Records contained in a dataset
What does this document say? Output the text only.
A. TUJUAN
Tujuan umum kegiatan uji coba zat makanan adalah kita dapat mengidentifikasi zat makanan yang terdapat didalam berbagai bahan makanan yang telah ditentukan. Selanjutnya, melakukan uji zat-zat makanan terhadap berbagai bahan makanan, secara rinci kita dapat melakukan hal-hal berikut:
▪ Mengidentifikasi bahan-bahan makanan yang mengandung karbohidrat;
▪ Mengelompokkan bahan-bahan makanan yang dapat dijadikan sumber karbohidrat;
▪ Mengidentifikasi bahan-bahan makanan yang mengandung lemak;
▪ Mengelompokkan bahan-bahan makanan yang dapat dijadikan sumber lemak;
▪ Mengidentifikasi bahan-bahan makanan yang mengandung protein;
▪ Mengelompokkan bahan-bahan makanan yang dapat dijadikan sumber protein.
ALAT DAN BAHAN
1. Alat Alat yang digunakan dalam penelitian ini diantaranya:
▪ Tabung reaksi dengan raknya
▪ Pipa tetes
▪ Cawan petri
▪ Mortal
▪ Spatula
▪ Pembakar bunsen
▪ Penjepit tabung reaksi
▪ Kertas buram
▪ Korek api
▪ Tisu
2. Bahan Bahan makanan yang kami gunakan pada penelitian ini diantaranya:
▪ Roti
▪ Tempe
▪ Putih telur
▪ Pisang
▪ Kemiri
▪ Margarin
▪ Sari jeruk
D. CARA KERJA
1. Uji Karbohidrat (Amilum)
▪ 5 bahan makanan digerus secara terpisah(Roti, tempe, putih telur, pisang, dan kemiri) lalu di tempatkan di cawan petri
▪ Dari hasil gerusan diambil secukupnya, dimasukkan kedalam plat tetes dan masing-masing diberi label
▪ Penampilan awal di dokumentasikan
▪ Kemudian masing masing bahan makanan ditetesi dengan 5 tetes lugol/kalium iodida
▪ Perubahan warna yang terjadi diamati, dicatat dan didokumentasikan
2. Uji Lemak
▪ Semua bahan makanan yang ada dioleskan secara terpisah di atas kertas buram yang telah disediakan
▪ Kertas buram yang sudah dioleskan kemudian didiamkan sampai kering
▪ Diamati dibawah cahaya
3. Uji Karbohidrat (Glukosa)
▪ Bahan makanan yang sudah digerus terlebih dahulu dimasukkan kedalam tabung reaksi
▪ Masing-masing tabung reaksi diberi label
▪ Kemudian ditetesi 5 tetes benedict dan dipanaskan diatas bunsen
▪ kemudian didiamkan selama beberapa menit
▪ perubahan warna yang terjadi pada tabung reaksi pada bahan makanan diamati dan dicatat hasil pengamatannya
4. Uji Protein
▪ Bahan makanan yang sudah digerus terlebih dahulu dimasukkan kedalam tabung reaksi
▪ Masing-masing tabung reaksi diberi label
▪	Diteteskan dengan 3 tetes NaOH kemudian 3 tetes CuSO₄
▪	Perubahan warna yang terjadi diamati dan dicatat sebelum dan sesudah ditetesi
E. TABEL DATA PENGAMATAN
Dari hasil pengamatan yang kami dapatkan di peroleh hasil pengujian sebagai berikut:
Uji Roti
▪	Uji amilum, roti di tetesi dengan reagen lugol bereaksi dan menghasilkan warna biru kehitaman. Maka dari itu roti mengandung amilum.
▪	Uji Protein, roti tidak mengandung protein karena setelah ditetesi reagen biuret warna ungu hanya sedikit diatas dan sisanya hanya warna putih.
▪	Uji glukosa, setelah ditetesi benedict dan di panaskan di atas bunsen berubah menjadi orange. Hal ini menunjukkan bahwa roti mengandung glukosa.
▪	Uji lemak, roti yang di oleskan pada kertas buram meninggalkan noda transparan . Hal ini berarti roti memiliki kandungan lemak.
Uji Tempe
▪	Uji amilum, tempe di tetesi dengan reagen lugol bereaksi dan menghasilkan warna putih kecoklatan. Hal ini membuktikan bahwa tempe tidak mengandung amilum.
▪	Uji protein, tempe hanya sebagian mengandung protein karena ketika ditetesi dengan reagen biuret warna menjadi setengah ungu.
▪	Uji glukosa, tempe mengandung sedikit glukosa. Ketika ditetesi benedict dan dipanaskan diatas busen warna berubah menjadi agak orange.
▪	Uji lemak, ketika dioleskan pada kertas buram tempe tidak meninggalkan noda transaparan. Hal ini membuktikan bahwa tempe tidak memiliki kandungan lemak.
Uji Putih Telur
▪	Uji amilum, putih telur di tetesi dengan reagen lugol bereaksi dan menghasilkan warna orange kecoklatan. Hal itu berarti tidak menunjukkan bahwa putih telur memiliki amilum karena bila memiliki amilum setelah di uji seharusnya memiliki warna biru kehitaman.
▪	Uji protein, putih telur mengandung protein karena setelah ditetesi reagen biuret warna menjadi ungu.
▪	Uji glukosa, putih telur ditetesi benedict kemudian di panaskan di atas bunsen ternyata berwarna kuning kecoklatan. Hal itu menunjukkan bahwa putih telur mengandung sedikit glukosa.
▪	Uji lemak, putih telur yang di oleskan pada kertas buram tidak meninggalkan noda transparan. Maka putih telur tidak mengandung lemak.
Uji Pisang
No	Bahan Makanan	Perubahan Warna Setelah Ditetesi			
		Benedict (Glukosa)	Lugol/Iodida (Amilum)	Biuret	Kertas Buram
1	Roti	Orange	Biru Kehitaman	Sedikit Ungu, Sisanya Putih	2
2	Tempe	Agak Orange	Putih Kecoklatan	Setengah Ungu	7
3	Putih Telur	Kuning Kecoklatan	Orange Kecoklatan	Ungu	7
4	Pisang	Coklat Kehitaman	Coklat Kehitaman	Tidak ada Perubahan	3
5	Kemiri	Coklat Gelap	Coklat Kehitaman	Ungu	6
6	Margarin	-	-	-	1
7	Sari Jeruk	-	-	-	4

### What is expected
All of the records must be retyped exactly as they are.

### Output below
What does this document say? Output the text only.
A. TUJUAN
Tujuan umum kegiatan uji coba zat makanan adalah kita dapat mengidentifikasi zat makanan yang terdapat didalam berbagai bahan makanan yang telah ditentukan. Selanjutnya, melakukan uji zat-zat makanan terhadap berbagai bahan makanan, secara rinci kita dapat melakukan hal-hal berikut:
▪ Mengidentifikasi bahan-bahan makanan yang mengandung karbohidrat;
▪ Mengelompokkan bahan-bahan makanan yang dapat dijadikan sumber karbohidrat;
▪ Mengidentifikasi bahan-bahan makanan yang mengandung lemak;
▪ Mengelompokkan bahan-bahan makanan yang dapat dijadikan sumber lemak;
▪ Mengidentifikasi bahan-bahan makanan yang mengandung protein;
▪ Mengelompokkan bahan-bahan makanan yang dapat dijadikan sumber protein.
ALAT DAN BAHAN
1. Alat Alat yang digunakan dalam penelitian ini diantaranya:
▪ Tabung reaksi dengan raknya
▪ Pipa tetes
▪ Cawan petri
▪ Mortal
▪ Spatula
▪ Pembakar bunsen
▪ Penjepit tabung reaksi
▪ Kertas buram
▪ Korek api
▪ Tisu
2. Bahan Bahan makanan yang kami gunakan pada penelitian ini diantaranya:
▪ Roti
▪ Tempe
▪ Putih telur
▪ Pisang
▪ Kemiri
▪ Margarin
▪ Sari jeruk
D. CARA KERJA
1. Uji Karbohidrat (Amilum)
▪ 5 bahan makanan digerus secara terpisah(Roti, tempe, putih telur, pisang, dan kemiri) lalu di tempatkan di cawan petri
▪ Dari hasil gerusan diambil secukupnya, dimasukkan kedalam plat tetes dan masing-masing diberi label
▪ Penampilan awal di dokumentasikan
▪ Kemudian masing masing bahan makanan ditetesi dengan 5 tetes lugol/kalium iodida
▪ Perubahan warna yang terjadi diamati, dicatat dan didokumentasikan
2. Uji Lemak
▪ Semua bahan makanan yang ada dioleskan secara terpisah di atas kertas buram yang telah disediakan
▪ Kertas buram yang sudah dioleskan kemudian didiamkan sampai kering
▪ Diamati dibawah cahaya
3. Uji Karbohidrat (Glukosa)
▪ Bahan makanan yang sudah digerus terlebih dahulu dimasukkan kedalam tabung reaksi
▪ Masing-masing tabung reaksi diberi label
▪ Kemudian ditetesi 5 tetes benedict dan dipanaskan diatas bunsen
▪ kemudian didiamkan selama beberapa menit
▪ perubahan warna yang terjadi pada tabung reaksi pada bahan makanan diamati dan dicatat hasil pengamatannya
4. Uji Protein
▪ Bahan makanan yang sudah digerus terlebih dahulu dimasukkan kedalam tabung reaksi
▪ Masing-masing tabung reaksi diberi label
▪	Diteteskan dengan 3 tetes NaOH kemudian 3 tetes CuSO₄
▪	Perubahan warna yang terjadi diamati dan dicatat sebelum dan sesudah ditetesi
E. TABEL DATA PENGAMATAN
Dari hasil pengamatan yang kami dapatkan di peroleh hasil pengujian sebagai berikut:
Uji Roti
▪	Uji amilum, roti di tetesi dengan reagen lugol bereaksi dan menghasilkan warna biru kehitaman. Maka dari itu roti mengandung amilum.
▪	Uji Protein, roti tidak mengandung protein karena setelah ditetesi reagen biuret warna ungu hanya sedikit diatas dan sisanya hanya warna putih.
▪	Uji glukosa, setelah ditetesi benedict dan di panaskan di atas bunsen berubah menjadi orange. Hal ini menunjukkan bahwa roti mengandung glukosa.
▪	Uji lemak, roti yang di oleskan pada kertas buram meninggalkan noda transparan . Hal ini berarti roti memiliki kandungan lemak.
Uji Tempe
▪	Uji amilum, tempe di tetesi dengan reagen lugol bereaksi dan menghasilkan warna putih kecoklatan. Hal ini membuktikan bahwa tempe tidak mengandung amilum.
▪	Uji protein, tempe hanya sebagian mengandung protein karena ketika ditetesi dengan reagen biuret warna menjadi setengah ungu.
▪	Uji glukosa, tempe mengandung sedikit glukosa. Ketika ditetesi benedict dan dipanaskan diatas busen warna berubah menjadi agak orange.
▪	Uji lemak, ketika dioleskan pada kertas buram tempe tidak meninggalkan noda transaparan. Hal ini membuktikan bahwa tempe tidak memiliki kandungan lemak.
Uji Putih Telur
▪	Uji amilum, putih telur di tetesi dengan reagen lugol bereaksi dan menghasilkan warna orange kecoklatan. Hal itu berarti tidak menunjukkan bahwa putih telur memiliki amilum karena bila memiliki amilum setelah di uji seharusnya memiliki warna biru kehitaman.
▪	Uji protein, putih telur mengandung protein karena setelah ditetesi reagen biuret warna menjadi ungu.
▪	Uji glukosa, putih telur ditetesi benedict kemudian di panaskan di atas bunsen ternyata berwarna kuning kecoklatan. Hal itu menunjukkan bahwa putih telur mengandung sedikit glukosa.
▪	Uji lemak, putih telur yang di oleskan pada kertas buram tidak meninggalkan noda transparan. Maka putih telur tidak mengandung lemak.
Uji Pisang
No	Bahan Makanan	Perubahan Warna Setelah Ditetesi			
		Benedict (Glukosa)	Lugol/Iodida (Amilum)	Biuret	Kertas Buram
1	Roti	Orange	Biru Kehitaman	Sedikit Ungu, Sisanya Putih	2
2	Tempe	Agak Orange	Putih Kecoklatan	Setengah Ungu	7
3	Putih Telur	Kuning Kecoklatan	Orange Kecoklatan	Ungu	7
4	Pisang	Coklat Kehitaman	Coklat Kehitaman	Tidak ada Perubahan	3
5	Kemiri	Coklat Gelap	Coklat Kehitaman	Ungu	6
6	Margarin	-	-	-	1
7	Sari Jeruk	-	-	-	4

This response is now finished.